---------- MATERIAL FOR THE TASK ----------

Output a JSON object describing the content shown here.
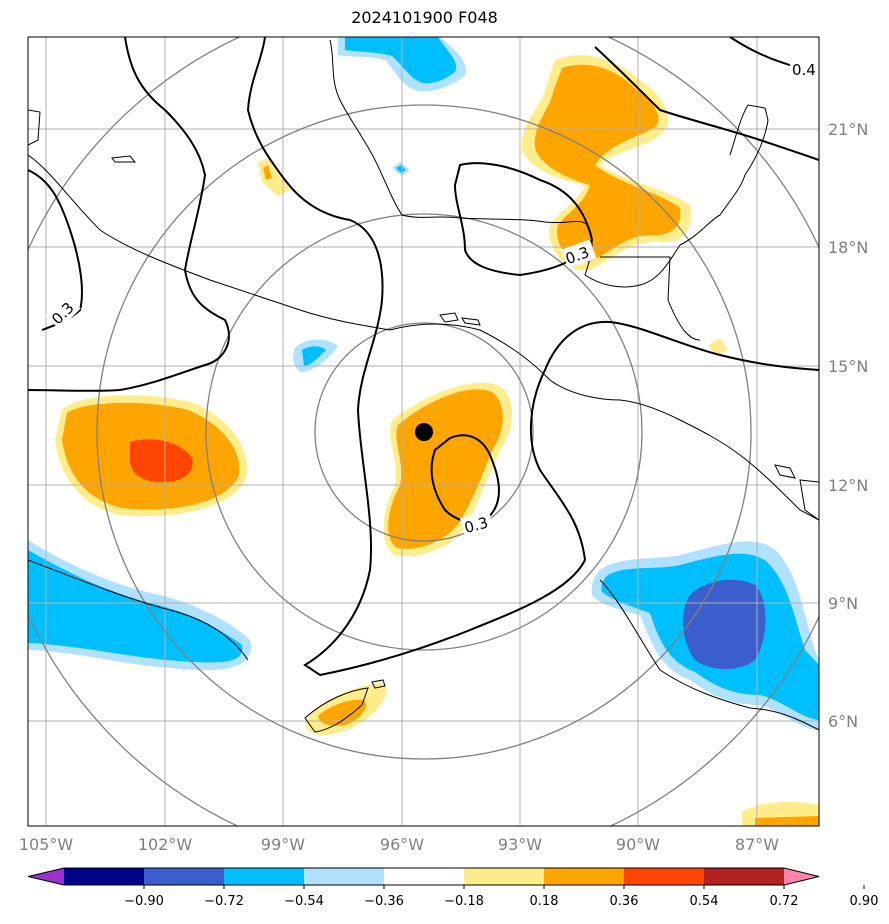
{
  "title": "2024101900 F048",
  "lat_labels": [
    "21°N",
    "18°N",
    "15°N",
    "12°N",
    "9°N",
    "6°N"
  ],
  "lon_labels": [
    "105°W",
    "102°W",
    "99°W",
    "96°W",
    "93°W",
    "90°W",
    "87°W"
  ],
  "contour_labels": [
    "0.3",
    "0.3",
    "0.3",
    "0.4"
  ],
  "colorbar": {
    "ticks": [
      "−0.90",
      "−0.72",
      "−0.54",
      "−0.36",
      "−0.18",
      "0.18",
      "0.36",
      "0.54",
      "0.72",
      "0.90"
    ],
    "colors": [
      "#9932cc",
      "#00008b",
      "#3a5fcd",
      "#00bfff",
      "#b0e2ff",
      "#ffffff",
      "#ffec8b",
      "#ffa500",
      "#ff4500",
      "#b22222",
      "#ff82ab"
    ]
  },
  "storm_center_marker": "black-dot"
}
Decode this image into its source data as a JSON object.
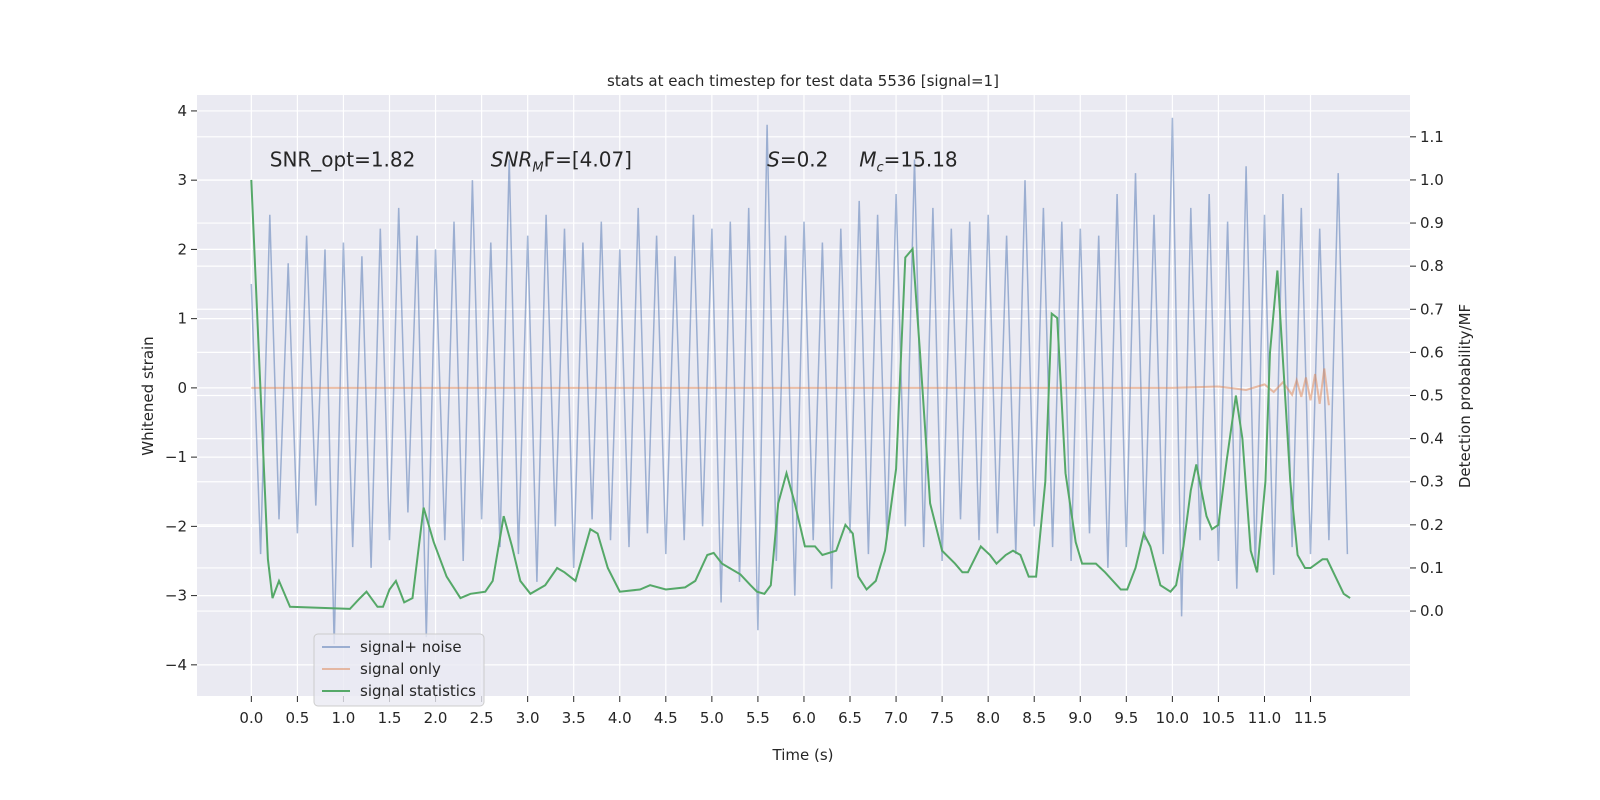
{
  "chart_data": {
    "type": "line",
    "title": "stats at each timestep for test data 5536 [signal=1]",
    "xlabel": "Time (s)",
    "ylabel": "Whitened strain",
    "y2label": "Detection probability/MF",
    "xlim": [
      -0.59,
      12.58
    ],
    "ylim": [
      -4.45,
      4.23
    ],
    "y2lim": [
      -0.197,
      1.197
    ],
    "xticks": [
      {
        "value": 0,
        "label": "0.0"
      },
      0.5,
      {
        "value": 1,
        "label": "1.0"
      },
      1.5,
      {
        "value": 2,
        "label": "2.0"
      },
      2.5,
      {
        "value": 3,
        "label": "3.0"
      },
      3.5,
      {
        "value": 4,
        "label": "4.0"
      },
      4.5,
      {
        "value": 5,
        "label": "5.0"
      },
      5.5,
      {
        "value": 6,
        "label": "6.0"
      },
      6.5,
      {
        "value": 7,
        "label": "7.0"
      },
      7.5,
      {
        "value": 8,
        "label": "8.0"
      },
      8.5,
      {
        "value": 9,
        "label": "9.0"
      },
      9.5,
      {
        "value": 10,
        "label": "10.0"
      },
      10.5,
      {
        "value": 11,
        "label": "11.0"
      },
      11.5
    ],
    "yticks": [
      {
        "value": -4,
        "label": "−4"
      },
      {
        "value": -3,
        "label": "−3"
      },
      {
        "value": -2,
        "label": "−2"
      },
      {
        "value": -1,
        "label": "−1"
      },
      0,
      1,
      2,
      3,
      4
    ],
    "y2ticks": [
      {
        "value": 0,
        "label": "0.0"
      },
      0.1,
      0.2,
      0.3,
      0.4,
      0.5,
      0.6,
      0.7,
      0.8,
      0.9,
      {
        "value": 1,
        "label": "1.0"
      },
      1.1
    ],
    "grid": true,
    "background": "#eaeaf2",
    "legend_loc": "lower left",
    "annotations": [
      {
        "text": "SNR_opt=1.82",
        "x": 0.2,
        "y": 3.2
      },
      {
        "base": "SNR",
        "sub": "M",
        "rest": "F=[4.07]",
        "x": 2.6,
        "y": 3.2
      },
      {
        "base": "S",
        "rest": "=0.2",
        "x": 5.6,
        "y": 3.2
      },
      {
        "base": "M",
        "sub": "c",
        "rest": "=15.18",
        "x": 6.6,
        "y": 3.2
      }
    ],
    "series": [
      {
        "name": "signal+ noise",
        "color": "#4c72b0",
        "opacity": 0.5,
        "x": [
          0,
          0.1,
          0.2,
          0.3,
          0.4,
          0.5,
          0.6,
          0.7,
          0.8,
          0.9,
          1,
          1.1,
          1.2,
          1.3,
          1.4,
          1.5,
          1.6,
          1.7,
          1.8,
          1.9,
          2,
          2.1,
          2.2,
          2.3,
          2.4,
          2.5,
          2.6,
          2.7,
          2.8,
          2.9,
          3,
          3.1,
          3.2,
          3.3,
          3.4,
          3.5,
          3.6,
          3.7,
          3.8,
          3.9,
          4,
          4.1,
          4.2,
          4.3,
          4.4,
          4.5,
          4.6,
          4.7,
          4.8,
          4.9,
          5,
          5.1,
          5.2,
          5.3,
          5.4,
          5.5,
          5.6,
          5.7,
          5.8,
          5.9,
          6,
          6.1,
          6.2,
          6.3,
          6.4,
          6.5,
          6.6,
          6.7,
          6.8,
          6.9,
          7,
          7.1,
          7.2,
          7.3,
          7.4,
          7.5,
          7.6,
          7.7,
          7.8,
          7.9,
          8,
          8.1,
          8.2,
          8.3,
          8.4,
          8.5,
          8.6,
          8.7,
          8.8,
          8.9,
          9,
          9.1,
          9.2,
          9.3,
          9.4,
          9.5,
          9.6,
          9.7,
          9.8,
          9.9,
          10,
          10.1,
          10.2,
          10.3,
          10.4,
          10.5,
          10.6,
          10.7,
          10.8,
          10.9,
          11,
          11.1,
          11.2,
          11.3,
          11.4,
          11.5,
          11.6,
          11.7,
          11.8,
          11.9
        ],
        "values": [
          1.5,
          -2.4,
          2.5,
          -1.9,
          1.8,
          -2.1,
          2.2,
          -1.7,
          2.0,
          -3.7,
          2.1,
          -2.3,
          1.9,
          -2.6,
          2.3,
          -2.2,
          2.6,
          -1.8,
          2.2,
          -3.6,
          2.0,
          -2.2,
          2.4,
          -2.5,
          3.0,
          -1.9,
          2.1,
          -2.3,
          3.3,
          -2.4,
          2.2,
          -2.8,
          2.5,
          -2.0,
          2.3,
          -2.6,
          2.1,
          -1.9,
          2.4,
          -2.2,
          2.0,
          -2.3,
          2.6,
          -2.1,
          2.2,
          -2.4,
          1.9,
          -2.2,
          2.5,
          -2.0,
          2.3,
          -3.1,
          2.4,
          -2.8,
          2.6,
          -3.5,
          3.8,
          -2.5,
          2.2,
          -3.0,
          2.4,
          -2.2,
          2.1,
          -2.9,
          2.3,
          -2.1,
          2.7,
          -2.4,
          2.5,
          -2.2,
          2.8,
          -2.0,
          3.3,
          -2.3,
          2.6,
          -2.5,
          2.3,
          -1.9,
          2.4,
          -2.2,
          2.5,
          -2.1,
          2.2,
          -2.4,
          3.0,
          -2.0,
          2.6,
          -2.3,
          2.4,
          -2.5,
          2.3,
          -2.1,
          2.2,
          -2.6,
          2.8,
          -2.3,
          3.1,
          -2.2,
          2.5,
          -2.4,
          3.9,
          -3.3,
          2.6,
          -2.2,
          2.8,
          -2.5,
          2.4,
          -2.9,
          3.2,
          -2.6,
          2.5,
          -2.7,
          2.8,
          -2.3,
          2.6,
          -2.4,
          2.3,
          -2.2,
          3.1,
          -2.4
        ]
      },
      {
        "name": "signal only",
        "color": "#dd8452",
        "opacity": 0.5,
        "x": [
          0,
          10,
          10.5,
          10.8,
          11,
          11.1,
          11.2,
          11.3,
          11.35,
          11.4,
          11.45,
          11.5,
          11.55,
          11.6,
          11.65,
          11.7
        ],
        "values": [
          0,
          0,
          0.02,
          -0.03,
          0.05,
          -0.06,
          0.08,
          -0.1,
          0.11,
          -0.13,
          0.15,
          -0.18,
          0.2,
          -0.23,
          0.28,
          -0.25
        ]
      },
      {
        "name": "signal statistics",
        "color": "#55a868",
        "opacity": 1,
        "axis": "y2",
        "x": [
          0,
          0.18,
          0.23,
          0.3,
          0.42,
          1.07,
          1.18,
          1.25,
          1.37,
          1.43,
          1.5,
          1.57,
          1.66,
          1.75,
          1.87,
          1.98,
          2.12,
          2.27,
          2.38,
          2.54,
          2.62,
          2.74,
          2.83,
          2.92,
          3.03,
          3.19,
          3.32,
          3.4,
          3.52,
          3.68,
          3.76,
          3.87,
          4,
          4.22,
          4.33,
          4.5,
          4.71,
          4.82,
          4.95,
          5.02,
          5.11,
          5.31,
          5.42,
          5.49,
          5.57,
          5.64,
          5.72,
          5.81,
          5.9,
          6.01,
          6.12,
          6.2,
          6.35,
          6.45,
          6.53,
          6.59,
          6.68,
          6.78,
          6.88,
          7,
          7.1,
          7.18,
          7.26,
          7.37,
          7.5,
          7.64,
          7.72,
          7.78,
          7.92,
          8.02,
          8.09,
          8.19,
          8.27,
          8.35,
          8.44,
          8.52,
          8.62,
          8.69,
          8.75,
          8.84,
          8.95,
          9.02,
          9.17,
          9.27,
          9.44,
          9.51,
          9.6,
          9.69,
          9.76,
          9.87,
          9.98,
          10.04,
          10.12,
          10.2,
          10.26,
          10.37,
          10.43,
          10.5,
          10.59,
          10.69,
          10.76,
          10.85,
          10.92,
          11.01,
          11.06,
          11.14,
          11.21,
          11.28,
          11.36,
          11.44,
          11.5,
          11.63,
          11.68,
          11.77,
          11.86,
          11.93
        ],
        "values": [
          1.0,
          0.12,
          0.03,
          0.07,
          0.01,
          0.005,
          0.03,
          0.045,
          0.01,
          0.01,
          0.05,
          0.07,
          0.02,
          0.03,
          0.24,
          0.16,
          0.08,
          0.03,
          0.04,
          0.045,
          0.07,
          0.22,
          0.15,
          0.07,
          0.04,
          0.06,
          0.1,
          0.09,
          0.07,
          0.19,
          0.18,
          0.1,
          0.045,
          0.05,
          0.06,
          0.05,
          0.055,
          0.07,
          0.13,
          0.135,
          0.11,
          0.085,
          0.06,
          0.045,
          0.04,
          0.06,
          0.25,
          0.32,
          0.25,
          0.15,
          0.15,
          0.13,
          0.14,
          0.2,
          0.18,
          0.08,
          0.05,
          0.07,
          0.14,
          0.33,
          0.82,
          0.84,
          0.6,
          0.25,
          0.14,
          0.11,
          0.09,
          0.09,
          0.15,
          0.13,
          0.11,
          0.13,
          0.14,
          0.13,
          0.08,
          0.08,
          0.3,
          0.69,
          0.68,
          0.32,
          0.16,
          0.11,
          0.11,
          0.09,
          0.05,
          0.05,
          0.1,
          0.18,
          0.15,
          0.06,
          0.045,
          0.06,
          0.15,
          0.28,
          0.34,
          0.22,
          0.19,
          0.2,
          0.35,
          0.5,
          0.4,
          0.14,
          0.09,
          0.3,
          0.6,
          0.79,
          0.55,
          0.3,
          0.13,
          0.1,
          0.1,
          0.12,
          0.12,
          0.08,
          0.04,
          0.03
        ]
      }
    ]
  }
}
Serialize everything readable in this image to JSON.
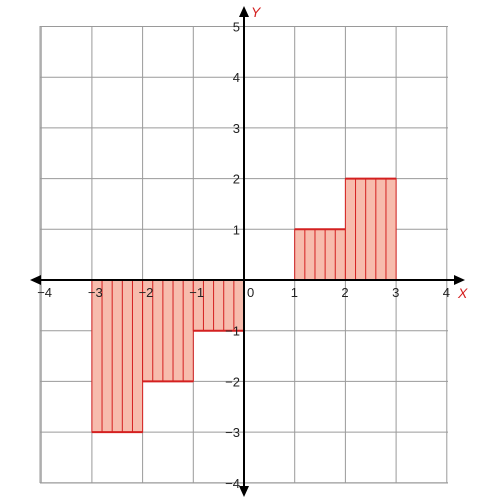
{
  "chart_data": {
    "type": "bar",
    "title": "",
    "xlabel": "X",
    "ylabel": "Y",
    "xlim": [
      -4,
      4
    ],
    "ylim": [
      -4,
      5
    ],
    "grid": true,
    "x_ticks": [
      {
        "value": -4,
        "label": "−4"
      },
      {
        "value": -3,
        "label": "−3"
      },
      {
        "value": -2,
        "label": "−2"
      },
      {
        "value": -1,
        "label": "−1"
      },
      {
        "value": 0,
        "label": "0"
      },
      {
        "value": 1,
        "label": "1"
      },
      {
        "value": 2,
        "label": "2"
      },
      {
        "value": 3,
        "label": "3"
      },
      {
        "value": 4,
        "label": "4"
      }
    ],
    "y_ticks": [
      {
        "value": -4,
        "label": "−4"
      },
      {
        "value": -3,
        "label": "−3"
      },
      {
        "value": -2,
        "label": "−2"
      },
      {
        "value": -1,
        "label": "−1"
      },
      {
        "value": 1,
        "label": "1"
      },
      {
        "value": 2,
        "label": "2"
      },
      {
        "value": 3,
        "label": "3"
      },
      {
        "value": 4,
        "label": "4"
      },
      {
        "value": 5,
        "label": "5"
      }
    ],
    "bars": [
      {
        "x_start": -3,
        "x_end": -2,
        "value": -3
      },
      {
        "x_start": -2,
        "x_end": -1,
        "value": -2
      },
      {
        "x_start": -1,
        "x_end": 0,
        "value": -1
      },
      {
        "x_start": 0,
        "x_end": 1,
        "value": 0
      },
      {
        "x_start": 1,
        "x_end": 2,
        "value": 1
      },
      {
        "x_start": 2,
        "x_end": 3,
        "value": 2
      }
    ],
    "hatch_lines_per_unit": 5,
    "colors": {
      "grid": "#9a9a9a",
      "axis": "#000000",
      "fill": "#f7bcad",
      "stroke": "#d42020",
      "axis_label": "#d42020"
    }
  }
}
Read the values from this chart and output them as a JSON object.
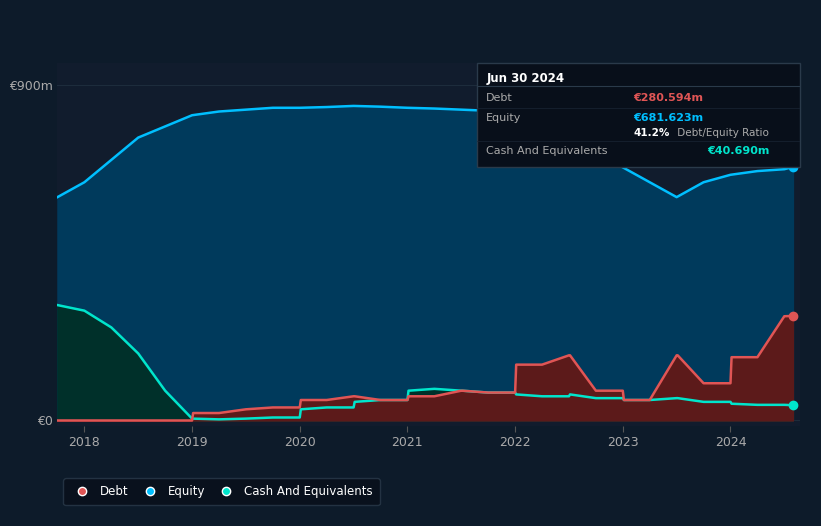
{
  "background_color": "#0d1b2a",
  "plot_bg_color": "#111c2d",
  "y_label_900": "€900m",
  "y_label_0": "€0",
  "x_ticks": [
    2018,
    2019,
    2020,
    2021,
    2022,
    2023,
    2024
  ],
  "equity_color": "#00bfff",
  "equity_fill_color": "#003a5c",
  "debt_color": "#e05555",
  "debt_fill_color": "#5c1a1a",
  "cash_color": "#00e5cc",
  "cash_fill_color": "#00302a",
  "equity_x": [
    2017.75,
    2018.0,
    2018.25,
    2018.5,
    2018.75,
    2019.0,
    2019.25,
    2019.5,
    2019.75,
    2020.0,
    2020.25,
    2020.5,
    2020.75,
    2021.0,
    2021.25,
    2021.5,
    2021.75,
    2022.0,
    2022.25,
    2022.5,
    2022.75,
    2023.0,
    2023.25,
    2023.5,
    2023.75,
    2024.0,
    2024.25,
    2024.5,
    2024.58
  ],
  "equity_y": [
    600,
    640,
    700,
    760,
    790,
    820,
    830,
    835,
    840,
    840,
    842,
    845,
    843,
    840,
    838,
    835,
    832,
    820,
    790,
    750,
    720,
    680,
    640,
    600,
    640,
    660,
    670,
    675,
    681
  ],
  "debt_x": [
    2017.75,
    2018.5,
    2018.75,
    2019.0,
    2019.01,
    2019.25,
    2019.5,
    2019.75,
    2020.0,
    2020.01,
    2020.25,
    2020.5,
    2020.51,
    2020.75,
    2021.0,
    2021.01,
    2021.25,
    2021.5,
    2021.51,
    2021.75,
    2022.0,
    2022.01,
    2022.25,
    2022.5,
    2022.51,
    2022.75,
    2023.0,
    2023.01,
    2023.25,
    2023.5,
    2023.51,
    2023.75,
    2024.0,
    2024.01,
    2024.25,
    2024.5,
    2024.58
  ],
  "debt_y": [
    0,
    0,
    0,
    0,
    20,
    20,
    30,
    35,
    35,
    55,
    55,
    65,
    65,
    55,
    55,
    65,
    65,
    80,
    80,
    75,
    75,
    150,
    150,
    175,
    175,
    80,
    80,
    55,
    55,
    175,
    175,
    100,
    100,
    170,
    170,
    280,
    281
  ],
  "cash_x": [
    2017.75,
    2018.0,
    2018.25,
    2018.5,
    2018.75,
    2019.0,
    2019.25,
    2019.5,
    2019.75,
    2020.0,
    2020.01,
    2020.25,
    2020.5,
    2020.51,
    2020.75,
    2021.0,
    2021.01,
    2021.25,
    2021.5,
    2021.51,
    2021.75,
    2022.0,
    2022.01,
    2022.25,
    2022.5,
    2022.51,
    2022.75,
    2023.0,
    2023.01,
    2023.25,
    2023.5,
    2023.51,
    2023.75,
    2024.0,
    2024.01,
    2024.25,
    2024.5,
    2024.58
  ],
  "cash_y": [
    310,
    295,
    250,
    180,
    80,
    5,
    3,
    5,
    8,
    8,
    30,
    35,
    35,
    50,
    55,
    55,
    80,
    85,
    80,
    80,
    75,
    75,
    70,
    65,
    65,
    70,
    60,
    60,
    55,
    55,
    60,
    60,
    50,
    50,
    45,
    42,
    42,
    41
  ],
  "tooltip_title": "Jun 30 2024",
  "tooltip_debt_label": "Debt",
  "tooltip_debt_value": "€280.594m",
  "tooltip_equity_label": "Equity",
  "tooltip_equity_value": "€681.623m",
  "tooltip_ratio": "41.2%",
  "tooltip_ratio_label": " Debt/Equity Ratio",
  "tooltip_cash_label": "Cash And Equivalents",
  "tooltip_cash_value": "€40.690m",
  "legend_debt": "Debt",
  "legend_equity": "Equity",
  "legend_cash": "Cash And Equivalents"
}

----------

### OBJECTIVE
All lines holding the word "JSON" should be picked out and copied.

### WRITTEN RESPONSE
Output a JSON object describing the content shown here.
Decode this image into its source data as a JSON object.
Serialize everything readable in this image to JSON.
Read the values from this chart and output them as a JSON object.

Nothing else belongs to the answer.